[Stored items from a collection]
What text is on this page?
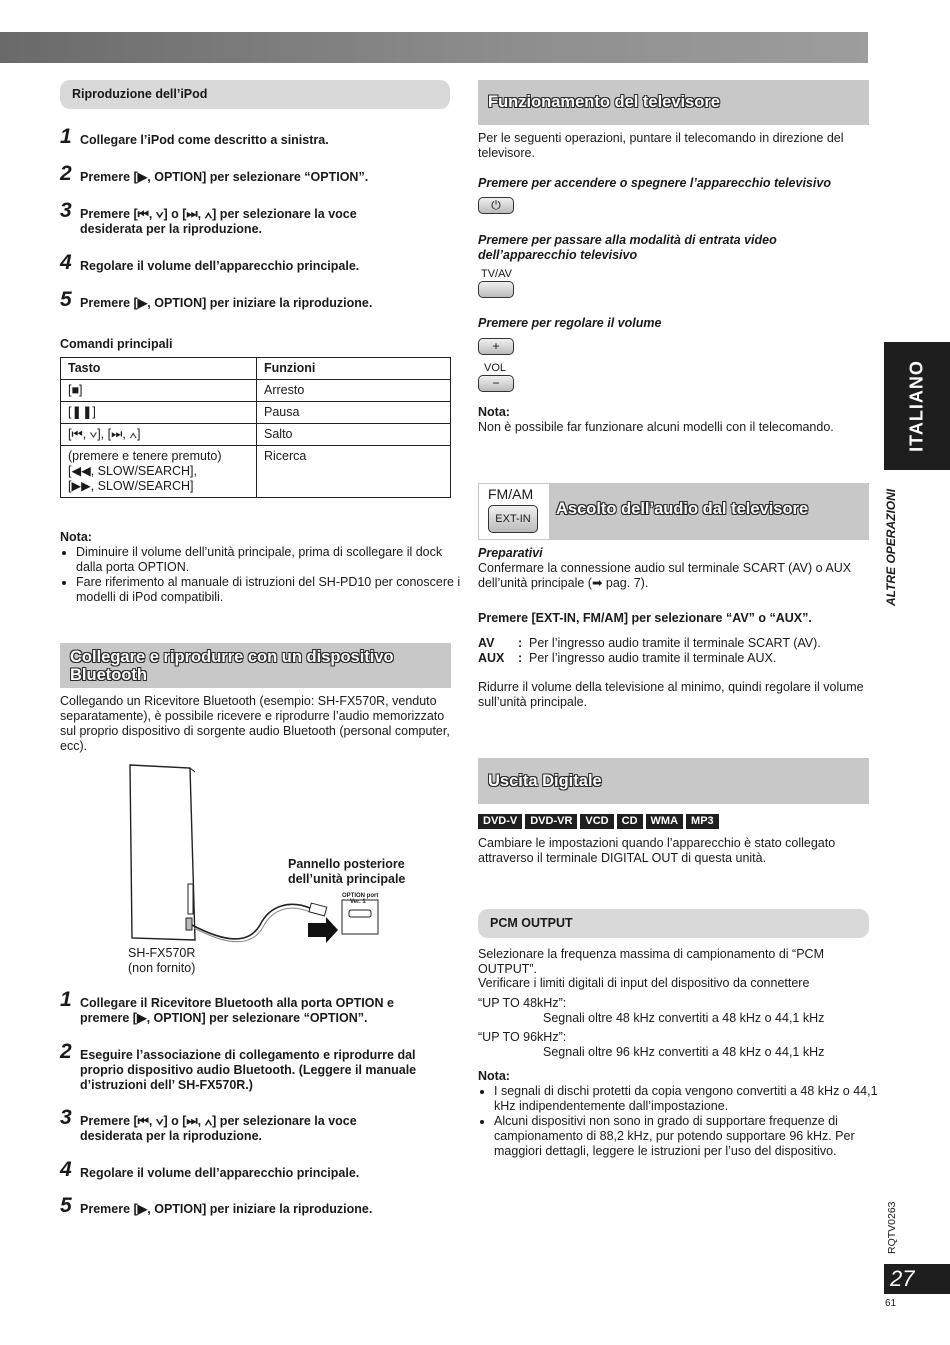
Riproduzione dell’iPod
1 Collegare l’iPod come descritto a sinistra.
2 Premere [▶, OPTION] per selezionare “OPTION”.
3 Premere [⏮, ∨] o [⏭, ∧] per selezionare la voce desiderata per la riproduzione.
4 Regolare il volume dell’apparecchio principale.
5 Premere [▶, OPTION] per iniziare la riproduzione.
Comandi principali
Tasto	Funzioni
[■]	Arresto
[❚❚]	Pausa
[⏮, ∨], [⏭, ∧]	Salto
(premere e tenere premuto)
[◀◀, SLOW/SEARCH],
[▶▶, SLOW/SEARCH]	Ricerca
Nota:
• Diminuire il volume dell’unità principale, prima di scollegare il dock dalla porta OPTION.
• Fare riferimento al manuale di istruzioni del SH-PD10 per conoscere i modelli di iPod compatibili.
Collegare e riprodurre con un dispositivo Bluetooth
Collegando un Ricevitore Bluetooth (esempio: SH-FX570R, venduto separatamente), è possibile ricevere e riprodurre l’audio memorizzato sul proprio dispositivo di sorgente audio Bluetooth (personal computer, ecc).
Pannello posteriore dell’unità principale
OPTION port
Ver. 1
SH-FX570R
(non fornito)
1 Collegare il Ricevitore Bluetooth alla porta OPTION e premere [▶, OPTION] per selezionare “OPTION”.
2 Eseguire l’associazione di collegamento e riprodurre dal proprio dispositivo audio Bluetooth. (Leggere il manuale d’istruzioni dell’ SH-FX570R.)
3 Premere [⏮, ∨] o [⏭, ∧] per selezionare la voce desiderata per la riproduzione.
4 Regolare il volume dell’apparecchio principale.
5 Premere [▶, OPTION] per iniziare la riproduzione.
Funzionamento del televisore
Per le seguenti operazioni, puntare il telecomando in direzione del televisore.
Premere per accendere o spegnere l’apparecchio televisivo
⏻
Premere per passare alla modalità di entrata video dell’apparecchio televisivo
TV/AV
Premere per regolare il volume
+
VOL
−
Nota:
Non è possibile far funzionare alcuni modelli con il telecomando.
FM/AM
EXT-IN
Ascolto dell’audio dal televisore
Preparativi
Confermare la connessione audio sul terminale SCART (AV) o AUX dell’unità principale (➡ pag. 7).
Premere [EXT-IN, FM/AM] per selezionare “AV” o “AUX”.
AV : Per l’ingresso audio tramite il terminale SCART (AV).
AUX : Per l’ingresso audio tramite il terminale AUX.
Ridurre il volume della televisione al minimo, quindi regolare il volume sull’unità principale.
Uscita Digitale
DVD-V DVD-VR VCD CD WMA MP3
Cambiare le impostazioni quando l’apparecchio è stato collegato attraverso il terminale DIGITAL OUT di questa unità.
PCM OUTPUT
Selezionare la frequenza massima di campionamento di “PCM OUTPUT”.
Verificare i limiti digitali di input del dispositivo da connettere
“UP TO 48kHz”:
Segnali oltre 48 kHz convertiti a 48 kHz o 44,1 kHz
“UP TO 96kHz”:
Segnali oltre 96 kHz convertiti a 48 kHz o 44,1 kHz
Nota:
• I segnali di dischi protetti da copia vengono convertiti a 48 kHz o 44,1 kHz indipendentemente dall’impostazione.
• Alcuni dispositivi non sono in grado di supportare frequenze di campionamento di 88,2 kHz, pur potendo supportare 96 kHz. Per maggiori dettagli, leggere le istruzioni per l’uso del dispositivo.
ITALIANO
ALTRE OPERAZIONI
RQTV0263
27
61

■ PROBLEM TO SOLVE
Reproduce the material word for word, minus the images.

■ SOLUTION TO THIS TASK
What text is on this page?
Riproduzione dell’iPod
1 Collegare l’iPod come descritto a sinistra.
2 Premere [▶, OPTION] per selezionare “OPTION”.
3 Premere [⏮, ∨] o [⏭, ∧] per selezionare la voce desiderata per la riproduzione.
4 Regolare il volume dell’apparecchio principale.
5 Premere [▶, OPTION] per iniziare la riproduzione.
Comandi principali
Tasto	Funzioni
[■]	Arresto
[❚❚]	Pausa
[⏮, ∨], [⏭, ∧]	Salto
(premere e tenere premuto)
[◀◀, SLOW/SEARCH],
[▶▶, SLOW/SEARCH]	Ricerca
Nota:
• Diminuire il volume dell’unità principale, prima di scollegare il dock dalla porta OPTION.
• Fare riferimento al manuale di istruzioni del SH-PD10 per conoscere i modelli di iPod compatibili.
Collegare e riprodurre con un dispositivo Bluetooth
Collegando un Ricevitore Bluetooth (esempio: SH-FX570R, venduto separatamente), è possibile ricevere e riprodurre l’audio memorizzato sul proprio dispositivo di sorgente audio Bluetooth (personal computer, ecc).
Pannello posteriore dell’unità principale
OPTION port
Ver. 1
SH-FX570R
(non fornito)
1 Collegare il Ricevitore Bluetooth alla porta OPTION e premere [▶, OPTION] per selezionare “OPTION”.
2 Eseguire l’associazione di collegamento e riprodurre dal proprio dispositivo audio Bluetooth. (Leggere il manuale d’istruzioni dell’ SH-FX570R.)
3 Premere [⏮, ∨] o [⏭, ∧] per selezionare la voce desiderata per la riproduzione.
4 Regolare il volume dell’apparecchio principale.
5 Premere [▶, OPTION] per iniziare la riproduzione.
Funzionamento del televisore
Per le seguenti operazioni, puntare il telecomando in direzione del televisore.
Premere per accendere o spegnere l’apparecchio televisivo
⏻
Premere per passare alla modalità di entrata video dell’apparecchio televisivo
TV/AV
Premere per regolare il volume
+
VOL
−
Nota:
Non è possibile far funzionare alcuni modelli con il telecomando.
FM/AM
EXT-IN
Ascolto dell’audio dal televisore
Preparativi
Confermare la connessione audio sul terminale SCART (AV) o AUX dell’unità principale (➡ pag. 7).
Premere [EXT-IN, FM/AM] per selezionare “AV” o “AUX”.
AV : Per l’ingresso audio tramite il terminale SCART (AV).
AUX : Per l’ingresso audio tramite il terminale AUX.
Ridurre il volume della televisione al minimo, quindi regolare il volume sull’unità principale.
Uscita Digitale
DVD-V DVD-VR VCD CD WMA MP3
Cambiare le impostazioni quando l’apparecchio è stato collegato attraverso il terminale DIGITAL OUT di questa unità.
PCM OUTPUT
Selezionare la frequenza massima di campionamento di “PCM OUTPUT”.
Verificare i limiti digitali di input del dispositivo da connettere
“UP TO 48kHz”:
Segnali oltre 48 kHz convertiti a 48 kHz o 44,1 kHz
“UP TO 96kHz”:
Segnali oltre 96 kHz convertiti a 48 kHz o 44,1 kHz
Nota:
• I segnali di dischi protetti da copia vengono convertiti a 48 kHz o 44,1 kHz indipendentemente dall’impostazione.
• Alcuni dispositivi non sono in grado di supportare frequenze di campionamento di 88,2 kHz, pur potendo supportare 96 kHz. Per maggiori dettagli, leggere le istruzioni per l’uso del dispositivo.
ITALIANO
ALTRE OPERAZIONI
RQTV0263
27
61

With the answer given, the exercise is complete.